## Aim:
Work through the data line by line, gathering every line that has the word "改为转述句".
[begin Raw data]
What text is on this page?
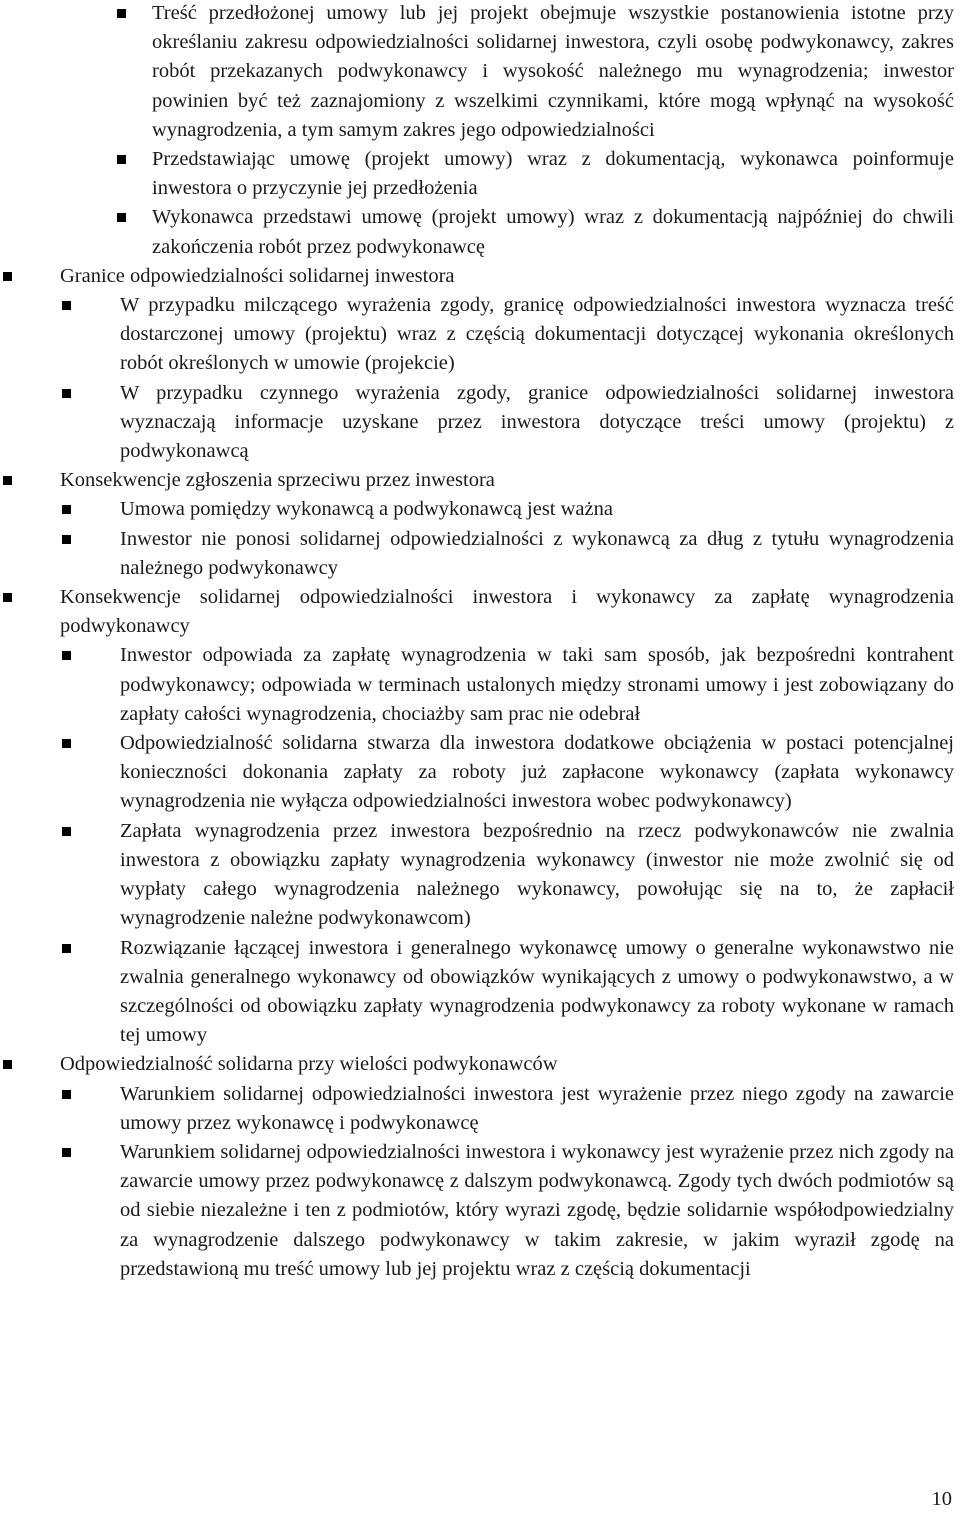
Treść przedłożonej umowy lub jej projekt obejmuje wszystkie postanowienia istotne przy określaniu zakresu odpowiedzialności solidarnej inwestora, czyli osobę podwykonawcy, zakres robót przekazanych podwykonawcy i wysokość należnego mu wynagrodzenia; inwestor powinien być też zaznajomiony z wszelkimi czynnikami, które mogą wpłynąć na wysokość wynagrodzenia, a tym samym zakres jego odpowiedzialności
Przedstawiając umowę (projekt umowy) wraz z dokumentacją, wykonawca poinformuje inwestora o przyczynie jej przedłożenia
Wykonawca przedstawi umowę (projekt umowy) wraz z dokumentacją najpóźniej do chwili zakończenia robót przez podwykonawcę
Granice odpowiedzialności solidarnej inwestora
W przypadku milczącego wyrażenia zgody, granicę odpowiedzialności inwestora wyznacza treść dostarczonej umowy (projektu) wraz z częścią dokumentacji dotyczącej wykonania określonych robót określonych w umowie (projekcie)
W przypadku czynnego wyrażenia zgody, granice odpowiedzialności solidarnej inwestora wyznaczają informacje uzyskane przez inwestora dotyczące treści umowy (projektu) z podwykonawcą
Konsekwencje zgłoszenia sprzeciwu przez inwestora
Umowa pomiędzy wykonawcą a podwykonawcą jest ważna
Inwestor nie ponosi solidarnej odpowiedzialności z wykonawcą za dług z tytułu wynagrodzenia należnego podwykonawcy
Konsekwencje solidarnej odpowiedzialności inwestora i wykonawcy za zapłatę wynagrodzenia podwykonawcy
Inwestor odpowiada za zapłatę wynagrodzenia w taki sam sposób, jak bezpośredni kontrahent podwykonawcy; odpowiada w terminach ustalonych między stronami umowy i jest zobowiązany do zapłaty całości wynagrodzenia, chociażby sam prac nie odebrał
Odpowiedzialność solidarna stwarza dla inwestora dodatkowe obciążenia w postaci potencjalnej konieczności dokonania zapłaty za roboty już zapłacone wykonawcy (zapłata wykonawcy wynagrodzenia nie wyłącza odpowiedzialności inwestora wobec podwykonawcy)
Zapłata wynagrodzenia przez inwestora bezpośrednio na rzecz podwykonawców nie zwalnia inwestora z obowiązku zapłaty wynagrodzenia wykonawcy (inwestor nie może zwolnić się od wypłaty całego wynagrodzenia należnego wykonawcy, powołując się na to, że zapłacił wynagrodzenie należne podwykonawcom)
Rozwiązanie łączącej inwestora i generalnego wykonawcę umowy o generalne wykonawstwo nie zwalnia generalnego wykonawcy od obowiązków wynikających z umowy o podwykonawstwo, a w szczególności od obowiązku zapłaty wynagrodzenia podwykonawcy za roboty wykonane w ramach tej umowy
Odpowiedzialność solidarna przy wielości podwykonawców
Warunkiem solidarnej odpowiedzialności inwestora jest wyrażenie przez niego zgody na zawarcie umowy przez wykonawcę i podwykonawcę
Warunkiem solidarnej odpowiedzialności inwestora i wykonawcy jest wyrażenie przez nich zgody na zawarcie umowy przez podwykonawcę z dalszym podwykonawcą. Zgody tych dwóch podmiotów są od siebie niezależne i ten z podmiotów, który wyrazi zgodę, będzie solidarnie współodpowiedzialny za wynagrodzenie dalszego podwykonawcy w takim zakresie, w jakim wyraził zgodę na przedstawioną mu treść umowy lub jej projektu wraz z częścią dokumentacji
10
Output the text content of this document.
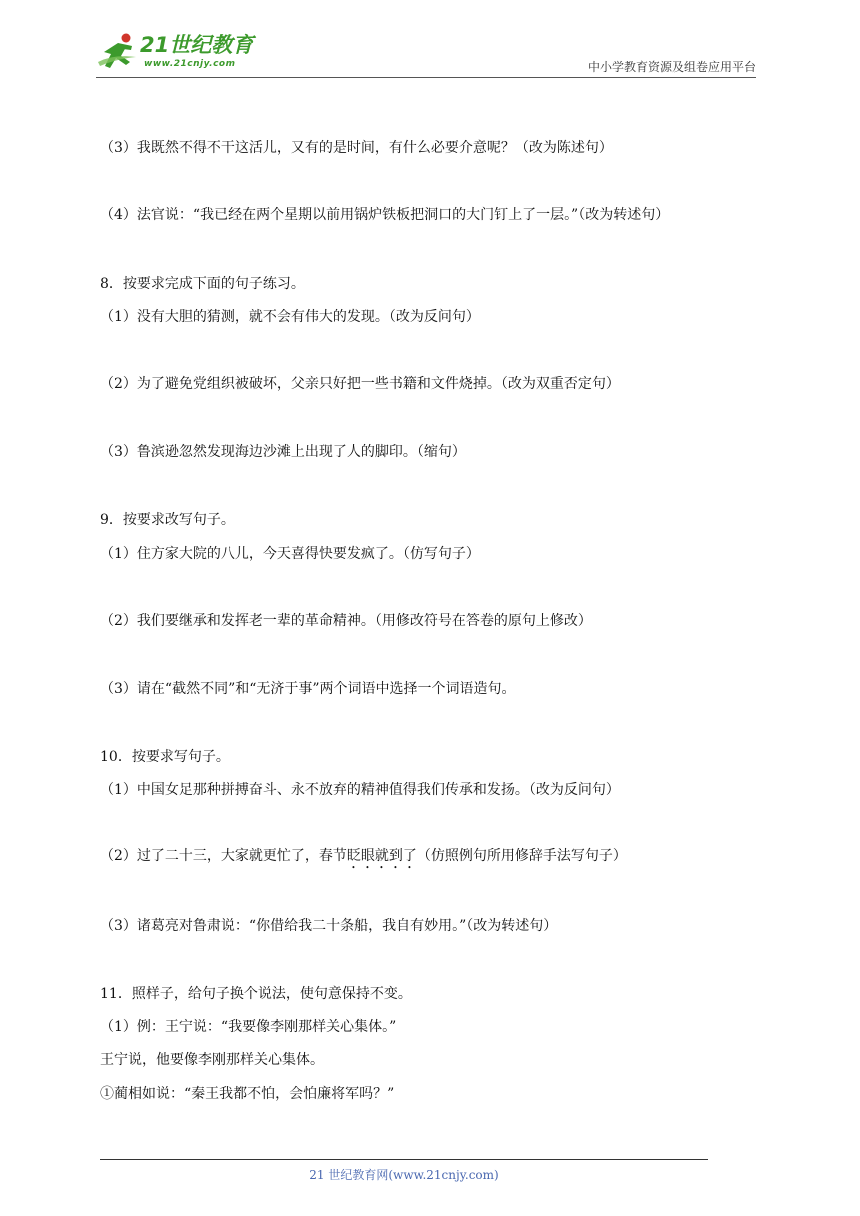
21世纪教育
www.21cnjy.com	中小学教育资源及组卷应用平台
（3）我既然不得不干这活儿，又有的是时间，有什么必要介意呢？（改为陈述句）
（4）法官说：“我已经在两个星期以前用锅炉铁板把洞口的大门钉上了一层。”（改为转述句）
8．按要求完成下面的句子练习。
（1）没有大胆的猜测，就不会有伟大的发现。（改为反问句）
（2）为了避免党组织被破坏，父亲只好把一些书籍和文件烧掉。（改为双重否定句）
（3）鲁滨逊忽然发现海边沙滩上出现了人的脚印。（缩句）
9．按要求改写句子。
（1）住方家大院的八儿，今天喜得快要发疯了。（仿写句子）
（2）我们要继承和发挥老一辈的革命精神。（用修改符号在答卷的原句上修改）
（3）请在“截然不同”和“无济于事”两个词语中选择一个词语造句。
10．按要求写句子。
（1）中国女足那种拼搏奋斗、永不放弃的精神值得我们传承和发扬。（改为反问句）
（2）过了二十三，大家就更忙了，春节眨眼就到了（仿照例句所用修辞手法写句子）
（3）诸葛亮对鲁肃说：“你借给我二十条船，我自有妙用。”（改为转述句）
11．照样子，给句子换个说法，使句意保持不变。
（1）例：王宁说：“我要像李刚那样关心集体。”
王宁说，他要像李刚那样关心集体。
①蔺相如说：“秦王我都不怕，会怕廉将军吗？”
21 世纪教育网(www.21cnjy.com)
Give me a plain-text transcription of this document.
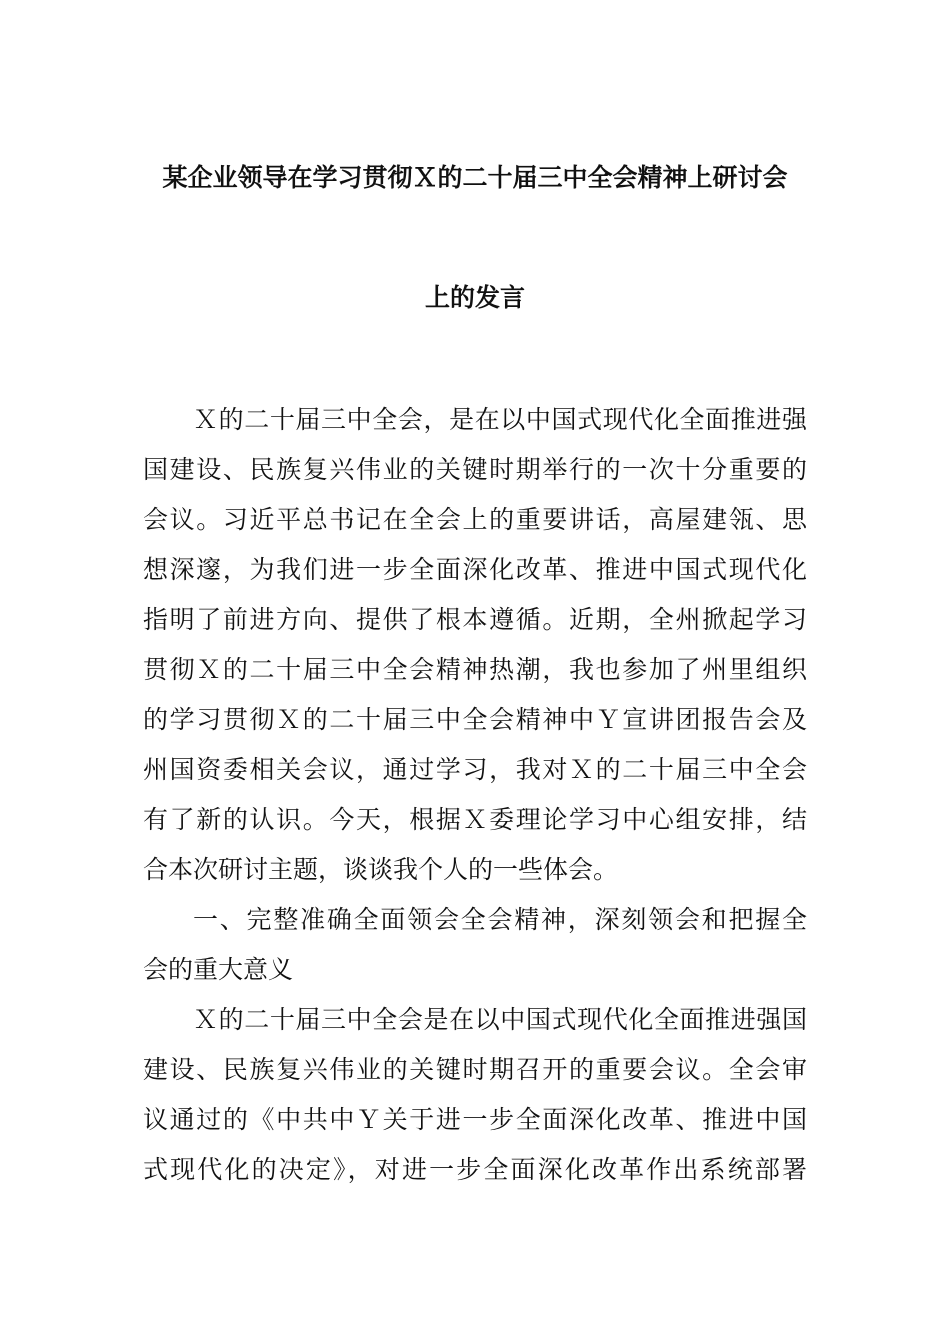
某企业领导在学习贯彻Ｘ的二十届三中全会精神上研讨会
上的发言
Ｘ的二十届三中全会，是在以中国式现代化全面推进强
国建设、民族复兴伟业的关键时期举行的一次十分重要的
会议。习近平总书记在全会上的重要讲话，高屋建瓴、思
想深邃，为我们进一步全面深化改革、推进中国式现代化
指明了前进方向、提供了根本遵循。近期，全州掀起学习
贯彻Ｘ的二十届三中全会精神热潮，我也参加了州里组织
的学习贯彻Ｘ的二十届三中全会精神中Ｙ宣讲团报告会及
州国资委相关会议，通过学习，我对Ｘ的二十届三中全会
有了新的认识。今天，根据Ｘ委理论学习中心组安排，结
合本次研讨主题，谈谈我个人的一些体会。
一、完整准确全面领会全会精神，深刻领会和把握全
会的重大意义
Ｘ的二十届三中全会是在以中国式现代化全面推进强国
建设、民族复兴伟业的关键时期召开的重要会议。全会审
议通过的《中共中Ｙ关于进一步全面深化改革、推进中国
式现代化的决定》，对进一步全面深化改革作出系统部署
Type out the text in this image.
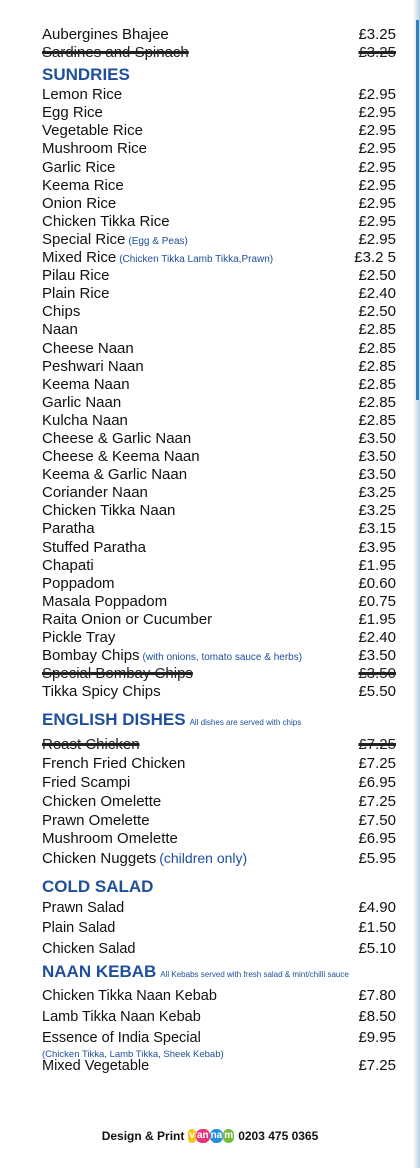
Aubergines Bhajee	£3.25
Sardines and Spinach	£3.25
SUNDRIES
Lemon Rice	£2.95
Egg Rice	£2.95
Vegetable Rice	£2.95
Mushroom Rice	£2.95
Garlic Rice	£2.95
Keema Rice	£2.95
Onion Rice	£2.95
Chicken Tikka Rice	£2.95
Special Rice (Egg & Peas)	£2.95
Mixed Rice (Chicken Tikka Lamb Tikka,Prawn)	£3.2 5
Pilau Rice	£2.50
Plain Rice	£2.40
Chips	£2.50
Naan	£2.85
Cheese Naan	£2.85
Peshwari Naan	£2.85
Keema Naan	£2.85
Garlic Naan	£2.85
Kulcha Naan	£2.85
Cheese & Garlic Naan	£3.50
Cheese & Keema Naan	£3.50
Keema & Garlic Naan	£3.50
Coriander Naan	£3.25
Chicken Tikka Naan	£3.25
Paratha	£3.15
Stuffed Paratha	£3.95
Chapati	£1.95
Poppadom	£0.60
Masala Poppadom	£0.75
Raita Onion or Cucumber	£1.95
Pickle Tray	£2.40
Bombay Chips (with onions, tomato sauce & herbs)	£3.50
Special Bombay Chips	£3.50
Tikka Spicy Chips	£5.50
ENGLISH DISHES All dishes are served with chips
Roast Chicken	£7.25
French Fried Chicken	£7.25
Fried Scampi	£6.95
Chicken Omelette	£7.25
Prawn Omelette	£7.50
Mushroom Omelette	£6.95
Chicken Nuggets (children only)	£5.95
COLD SALAD
Prawn Salad	£4.90
Plain Salad	£1.50
Chicken Salad	£5.10
NAAN KEBAB All Kebabs served with fresh salad & mint/chilli sauce
Chicken Tikka Naan Kebab	£7.80
Lamb Tikka Naan Kebab	£8.50
Essence of India Special	£9.95
(Chicken Tikka, Lamb Tikka, Sheek Kebab)
Mixed Vegetable	£7.25
Design & Print v an na m 0203 475 0365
[end Raw data]
## Response for this exercise:
（4）法官说：“我已经在两个星期以前用锅炉铁板把洞口的大门钉上了一层。”（改为转述句）
（3）诸葛亮对鲁肃说：“你借给我二十条船，我自有妙用。”（改为转述句）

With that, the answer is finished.